AIM OF THE TASK: Take every line that has the string "Power" and copy it out.

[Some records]
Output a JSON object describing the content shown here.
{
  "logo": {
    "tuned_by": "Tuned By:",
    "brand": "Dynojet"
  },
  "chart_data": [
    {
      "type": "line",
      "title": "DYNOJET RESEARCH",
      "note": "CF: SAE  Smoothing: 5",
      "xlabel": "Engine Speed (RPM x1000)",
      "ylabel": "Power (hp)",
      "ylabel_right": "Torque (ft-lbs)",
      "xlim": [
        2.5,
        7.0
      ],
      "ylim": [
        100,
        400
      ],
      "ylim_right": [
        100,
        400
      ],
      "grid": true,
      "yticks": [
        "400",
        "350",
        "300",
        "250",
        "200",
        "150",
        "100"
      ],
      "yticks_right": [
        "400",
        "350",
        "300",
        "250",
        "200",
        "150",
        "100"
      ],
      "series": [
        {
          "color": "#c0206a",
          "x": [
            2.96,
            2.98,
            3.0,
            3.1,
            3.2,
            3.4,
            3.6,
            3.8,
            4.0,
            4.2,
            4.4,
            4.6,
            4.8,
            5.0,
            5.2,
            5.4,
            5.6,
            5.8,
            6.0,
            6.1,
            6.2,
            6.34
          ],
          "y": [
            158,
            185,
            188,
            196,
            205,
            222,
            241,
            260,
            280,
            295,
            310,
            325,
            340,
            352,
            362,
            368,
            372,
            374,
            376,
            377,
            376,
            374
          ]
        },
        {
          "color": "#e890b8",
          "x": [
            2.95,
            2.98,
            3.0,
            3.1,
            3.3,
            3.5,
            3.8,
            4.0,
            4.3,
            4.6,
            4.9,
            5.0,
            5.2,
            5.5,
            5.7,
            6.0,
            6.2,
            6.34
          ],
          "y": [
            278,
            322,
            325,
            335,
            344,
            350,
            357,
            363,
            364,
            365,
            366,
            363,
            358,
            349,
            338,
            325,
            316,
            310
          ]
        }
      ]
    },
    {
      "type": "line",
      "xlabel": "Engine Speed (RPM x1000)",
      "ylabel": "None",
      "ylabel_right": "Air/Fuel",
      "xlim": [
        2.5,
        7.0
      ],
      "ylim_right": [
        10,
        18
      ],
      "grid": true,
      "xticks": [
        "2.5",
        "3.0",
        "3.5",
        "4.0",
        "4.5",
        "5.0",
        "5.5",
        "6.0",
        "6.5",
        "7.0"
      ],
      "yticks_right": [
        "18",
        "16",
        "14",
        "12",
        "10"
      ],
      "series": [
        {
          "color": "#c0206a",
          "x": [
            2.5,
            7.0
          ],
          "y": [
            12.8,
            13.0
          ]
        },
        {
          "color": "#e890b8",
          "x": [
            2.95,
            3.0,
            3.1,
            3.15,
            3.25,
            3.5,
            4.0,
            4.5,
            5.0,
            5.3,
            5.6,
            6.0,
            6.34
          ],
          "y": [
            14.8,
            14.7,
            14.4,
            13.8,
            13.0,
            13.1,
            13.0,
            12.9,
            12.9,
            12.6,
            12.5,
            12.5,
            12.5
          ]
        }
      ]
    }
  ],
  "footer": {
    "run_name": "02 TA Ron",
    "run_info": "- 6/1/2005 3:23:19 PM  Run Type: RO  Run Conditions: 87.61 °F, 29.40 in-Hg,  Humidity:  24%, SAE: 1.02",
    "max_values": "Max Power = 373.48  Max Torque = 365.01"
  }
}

FULL ANSWER:
      "ylabel": "Power (hp)",
    "max_values": "Max Power = 373.48  Max Torque = 365.01"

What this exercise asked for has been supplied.